Given request: Repeat word for word the stretch of the records from their very start through the line that contains "- FancyBboxPatch shape: [522, 139, 560, 169]".

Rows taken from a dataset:
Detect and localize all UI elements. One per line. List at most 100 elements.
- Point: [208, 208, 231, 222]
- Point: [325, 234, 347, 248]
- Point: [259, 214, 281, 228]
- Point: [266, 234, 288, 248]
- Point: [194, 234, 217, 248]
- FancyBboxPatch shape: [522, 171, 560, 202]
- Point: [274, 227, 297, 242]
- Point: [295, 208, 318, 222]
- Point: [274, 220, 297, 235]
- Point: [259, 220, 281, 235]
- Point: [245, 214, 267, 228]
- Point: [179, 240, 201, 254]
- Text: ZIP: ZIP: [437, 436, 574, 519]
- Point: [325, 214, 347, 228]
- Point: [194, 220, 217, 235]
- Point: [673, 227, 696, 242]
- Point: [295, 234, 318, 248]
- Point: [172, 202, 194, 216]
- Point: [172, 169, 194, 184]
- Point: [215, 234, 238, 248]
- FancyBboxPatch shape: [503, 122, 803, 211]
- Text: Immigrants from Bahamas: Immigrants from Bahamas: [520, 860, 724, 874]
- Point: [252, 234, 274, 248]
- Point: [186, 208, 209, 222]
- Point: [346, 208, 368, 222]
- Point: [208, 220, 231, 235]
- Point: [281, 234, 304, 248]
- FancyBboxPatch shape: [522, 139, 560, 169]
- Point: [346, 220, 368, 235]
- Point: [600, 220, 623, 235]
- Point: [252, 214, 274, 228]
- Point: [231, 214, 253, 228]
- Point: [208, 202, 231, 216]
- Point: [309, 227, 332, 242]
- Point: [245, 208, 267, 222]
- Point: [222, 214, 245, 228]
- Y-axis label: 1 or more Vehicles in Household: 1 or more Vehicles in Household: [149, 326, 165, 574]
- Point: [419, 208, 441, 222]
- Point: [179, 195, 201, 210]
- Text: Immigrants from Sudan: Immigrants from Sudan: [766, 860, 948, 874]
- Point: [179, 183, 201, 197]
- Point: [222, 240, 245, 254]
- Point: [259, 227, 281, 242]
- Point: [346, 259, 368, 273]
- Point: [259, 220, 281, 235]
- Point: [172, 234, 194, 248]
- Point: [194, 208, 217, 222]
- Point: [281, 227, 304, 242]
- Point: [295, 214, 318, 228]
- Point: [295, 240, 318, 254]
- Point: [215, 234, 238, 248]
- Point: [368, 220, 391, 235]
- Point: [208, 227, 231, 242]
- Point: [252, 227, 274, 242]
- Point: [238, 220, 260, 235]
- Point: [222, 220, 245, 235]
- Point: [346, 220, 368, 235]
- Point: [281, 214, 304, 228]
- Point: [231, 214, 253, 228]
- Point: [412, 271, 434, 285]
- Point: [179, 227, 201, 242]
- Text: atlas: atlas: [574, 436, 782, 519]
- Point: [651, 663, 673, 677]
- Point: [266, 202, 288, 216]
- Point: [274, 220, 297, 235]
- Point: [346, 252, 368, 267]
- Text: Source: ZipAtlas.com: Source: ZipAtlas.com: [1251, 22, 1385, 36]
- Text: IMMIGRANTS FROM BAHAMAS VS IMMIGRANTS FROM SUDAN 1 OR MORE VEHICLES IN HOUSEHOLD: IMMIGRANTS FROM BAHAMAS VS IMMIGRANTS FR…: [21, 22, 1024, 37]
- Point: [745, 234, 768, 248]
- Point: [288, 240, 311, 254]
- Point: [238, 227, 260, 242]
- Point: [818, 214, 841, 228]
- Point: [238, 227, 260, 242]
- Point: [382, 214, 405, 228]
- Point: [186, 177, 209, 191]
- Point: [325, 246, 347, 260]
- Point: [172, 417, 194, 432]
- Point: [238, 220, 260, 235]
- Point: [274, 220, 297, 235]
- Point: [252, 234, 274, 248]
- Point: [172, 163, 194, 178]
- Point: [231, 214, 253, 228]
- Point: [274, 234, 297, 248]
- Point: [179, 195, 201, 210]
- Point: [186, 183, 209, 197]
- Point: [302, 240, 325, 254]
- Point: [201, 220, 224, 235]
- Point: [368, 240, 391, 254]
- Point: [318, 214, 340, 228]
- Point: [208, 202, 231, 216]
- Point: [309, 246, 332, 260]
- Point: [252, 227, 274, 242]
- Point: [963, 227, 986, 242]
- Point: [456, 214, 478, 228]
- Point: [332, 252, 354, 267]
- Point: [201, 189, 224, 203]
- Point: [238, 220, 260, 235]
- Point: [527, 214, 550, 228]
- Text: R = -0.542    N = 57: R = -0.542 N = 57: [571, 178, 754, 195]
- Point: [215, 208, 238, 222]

Result of this exercise:
Detect and localize all UI elements. One per line. List at most 100 elements.
- Point: [208, 208, 231, 222]
- Point: [325, 234, 347, 248]
- Point: [259, 214, 281, 228]
- Point: [266, 234, 288, 248]
- Point: [194, 234, 217, 248]
- FancyBboxPatch shape: [522, 171, 560, 202]
- Point: [274, 227, 297, 242]
- Point: [295, 208, 318, 222]
- Point: [274, 220, 297, 235]
- Point: [259, 220, 281, 235]
- Point: [245, 214, 267, 228]
- Point: [179, 240, 201, 254]
- Text: ZIP: ZIP: [437, 436, 574, 519]
- Point: [325, 214, 347, 228]
- Point: [194, 220, 217, 235]
- Point: [673, 227, 696, 242]
- Point: [295, 234, 318, 248]
- Point: [172, 202, 194, 216]
- Point: [172, 169, 194, 184]
- Point: [215, 234, 238, 248]
- FancyBboxPatch shape: [503, 122, 803, 211]
- Text: Immigrants from Bahamas: Immigrants from Bahamas: [520, 860, 724, 874]
- Point: [252, 234, 274, 248]
- Point: [186, 208, 209, 222]
- Point: [346, 208, 368, 222]
- Point: [208, 220, 231, 235]
- Point: [281, 234, 304, 248]
- FancyBboxPatch shape: [522, 139, 560, 169]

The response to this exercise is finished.